--- Begin ---
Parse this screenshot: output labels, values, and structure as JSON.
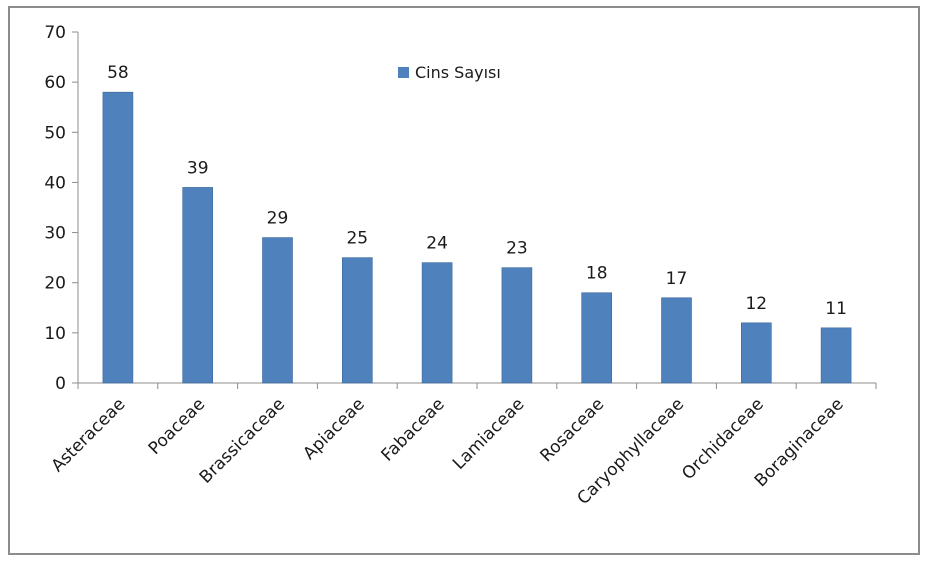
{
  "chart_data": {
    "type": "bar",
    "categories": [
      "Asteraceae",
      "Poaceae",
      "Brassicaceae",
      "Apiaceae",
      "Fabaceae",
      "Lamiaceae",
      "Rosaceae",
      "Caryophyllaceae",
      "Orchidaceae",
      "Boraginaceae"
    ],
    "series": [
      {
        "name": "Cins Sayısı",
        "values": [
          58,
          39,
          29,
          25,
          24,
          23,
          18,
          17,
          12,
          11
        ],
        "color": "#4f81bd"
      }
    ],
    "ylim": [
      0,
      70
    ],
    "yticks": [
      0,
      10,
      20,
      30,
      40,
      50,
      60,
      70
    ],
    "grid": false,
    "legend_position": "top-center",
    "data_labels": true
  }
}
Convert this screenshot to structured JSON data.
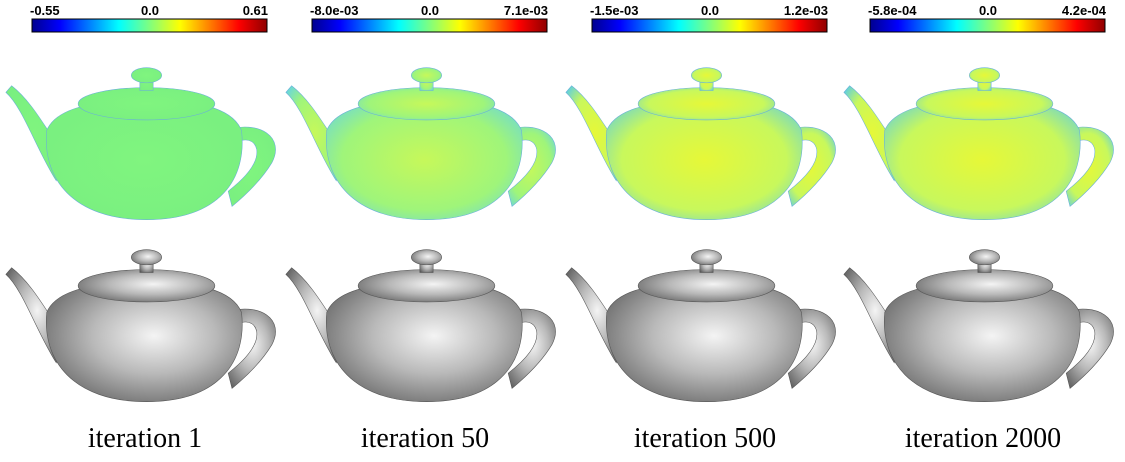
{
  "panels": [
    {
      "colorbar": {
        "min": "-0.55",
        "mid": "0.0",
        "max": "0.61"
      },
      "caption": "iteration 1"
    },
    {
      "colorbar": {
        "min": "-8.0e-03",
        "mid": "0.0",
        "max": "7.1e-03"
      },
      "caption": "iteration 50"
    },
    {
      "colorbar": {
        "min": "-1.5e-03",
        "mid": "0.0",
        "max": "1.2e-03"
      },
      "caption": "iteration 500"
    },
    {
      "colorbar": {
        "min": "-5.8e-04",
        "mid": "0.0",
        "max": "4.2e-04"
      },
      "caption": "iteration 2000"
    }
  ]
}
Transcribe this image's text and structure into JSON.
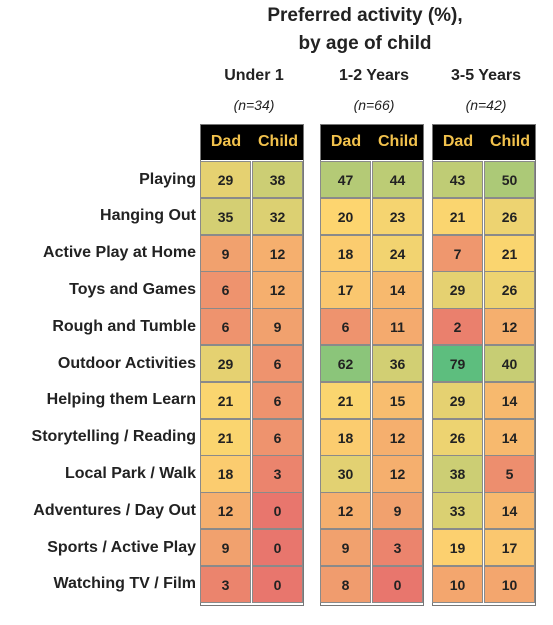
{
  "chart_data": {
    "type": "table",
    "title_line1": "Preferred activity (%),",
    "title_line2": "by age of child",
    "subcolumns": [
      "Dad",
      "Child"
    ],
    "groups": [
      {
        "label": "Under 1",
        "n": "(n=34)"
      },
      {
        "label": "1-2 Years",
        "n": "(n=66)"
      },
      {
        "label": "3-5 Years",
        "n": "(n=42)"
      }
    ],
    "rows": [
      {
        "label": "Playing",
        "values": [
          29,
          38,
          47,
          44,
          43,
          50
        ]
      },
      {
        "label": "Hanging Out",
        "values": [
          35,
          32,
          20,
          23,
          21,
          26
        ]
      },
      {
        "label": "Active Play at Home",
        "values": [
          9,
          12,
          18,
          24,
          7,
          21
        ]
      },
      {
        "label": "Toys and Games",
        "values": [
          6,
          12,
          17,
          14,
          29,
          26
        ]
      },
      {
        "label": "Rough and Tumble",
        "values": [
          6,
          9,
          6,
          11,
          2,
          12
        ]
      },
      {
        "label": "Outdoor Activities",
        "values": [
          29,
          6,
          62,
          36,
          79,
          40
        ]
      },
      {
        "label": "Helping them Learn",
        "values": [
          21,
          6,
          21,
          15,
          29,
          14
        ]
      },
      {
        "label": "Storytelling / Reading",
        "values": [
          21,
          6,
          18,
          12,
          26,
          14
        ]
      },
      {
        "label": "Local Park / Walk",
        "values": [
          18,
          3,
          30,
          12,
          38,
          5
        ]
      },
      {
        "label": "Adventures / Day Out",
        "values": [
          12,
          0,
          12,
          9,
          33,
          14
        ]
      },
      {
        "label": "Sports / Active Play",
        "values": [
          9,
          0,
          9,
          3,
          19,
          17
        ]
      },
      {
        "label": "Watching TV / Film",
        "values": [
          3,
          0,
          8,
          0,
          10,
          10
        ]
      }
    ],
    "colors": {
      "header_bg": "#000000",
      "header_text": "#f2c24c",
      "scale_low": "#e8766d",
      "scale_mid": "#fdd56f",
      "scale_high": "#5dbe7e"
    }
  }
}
--- End ---
Set exercise: Reproduce the whole listing above word for word, but not its pictures.

Completed task:
Parse this screenshot: output labels, values, and structure as JSON.
{
  "chart_data": {
    "type": "bar",
    "categories": [
      "Asteraceae",
      "Poaceae",
      "Brassicaceae",
      "Apiaceae",
      "Fabaceae",
      "Lamiaceae",
      "Rosaceae",
      "Caryophyllaceae",
      "Orchidaceae",
      "Boraginaceae"
    ],
    "series": [
      {
        "name": "Cins Sayısı",
        "values": [
          58,
          39,
          29,
          25,
          24,
          23,
          18,
          17,
          12,
          11
        ],
        "color": "#4f81bd"
      }
    ],
    "ylim": [
      0,
      70
    ],
    "yticks": [
      0,
      10,
      20,
      30,
      40,
      50,
      60,
      70
    ],
    "grid": false,
    "legend_position": "top-center",
    "data_labels": true
  }
}
Convert this screenshot to structured JSON data.
{
  "panels": [
    {
      "colorbar": {
        "min": "-0.55",
        "mid": "0.0",
        "max": "0.61"
      },
      "caption": "iteration 1"
    },
    {
      "colorbar": {
        "min": "-8.0e-03",
        "mid": "0.0",
        "max": "7.1e-03"
      },
      "caption": "iteration 50"
    },
    {
      "colorbar": {
        "min": "-1.5e-03",
        "mid": "0.0",
        "max": "1.2e-03"
      },
      "caption": "iteration 500"
    },
    {
      "colorbar": {
        "min": "-5.8e-04",
        "mid": "0.0",
        "max": "4.2e-04"
      },
      "caption": "iteration 2000"
    }
  ]
}
Transcribe this image's text and structure into JSON.
{
  "chart_data": {
    "type": "table",
    "title_line1": "Preferred activity (%),",
    "title_line2": "by age of child",
    "subcolumns": [
      "Dad",
      "Child"
    ],
    "groups": [
      {
        "label": "Under 1",
        "n": "(n=34)"
      },
      {
        "label": "1-2 Years",
        "n": "(n=66)"
      },
      {
        "label": "3-5 Years",
        "n": "(n=42)"
      }
    ],
    "rows": [
      {
        "label": "Playing",
        "values": [
          29,
          38,
          47,
          44,
          43,
          50
        ]
      },
      {
        "label": "Hanging Out",
        "values": [
          35,
          32,
          20,
          23,
          21,
          26
        ]
      },
      {
        "label": "Active Play at Home",
        "values": [
          9,
          12,
          18,
          24,
          7,
          21
        ]
      },
      {
        "label": "Toys and Games",
        "values": [
          6,
          12,
          17,
          14,
          29,
          26
        ]
      },
      {
        "label": "Rough and Tumble",
        "values": [
          6,
          9,
          6,
          11,
          2,
          12
        ]
      },
      {
        "label": "Outdoor Activities",
        "values": [
          29,
          6,
          62,
          36,
          79,
          40
        ]
      },
      {
        "label": "Helping them Learn",
        "values": [
          21,
          6,
          21,
          15,
          29,
          14
        ]
      },
      {
        "label": "Storytelling / Reading",
        "values": [
          21,
          6,
          18,
          12,
          26,
          14
        ]
      },
      {
        "label": "Local Park / Walk",
        "values": [
          18,
          3,
          30,
          12,
          38,
          5
        ]
      },
      {
        "label": "Adventures / Day Out",
        "values": [
          12,
          0,
          12,
          9,
          33,
          14
        ]
      },
      {
        "label": "Sports / Active Play",
        "values": [
          9,
          0,
          9,
          3,
          19,
          17
        ]
      },
      {
        "label": "Watching TV / Film",
        "values": [
          3,
          0,
          8,
          0,
          10,
          10
        ]
      }
    ],
    "colors": {
      "header_bg": "#000000",
      "header_text": "#f2c24c",
      "scale_low": "#e8766d",
      "scale_mid": "#fdd56f",
      "scale_high": "#5dbe7e"
    }
  }
}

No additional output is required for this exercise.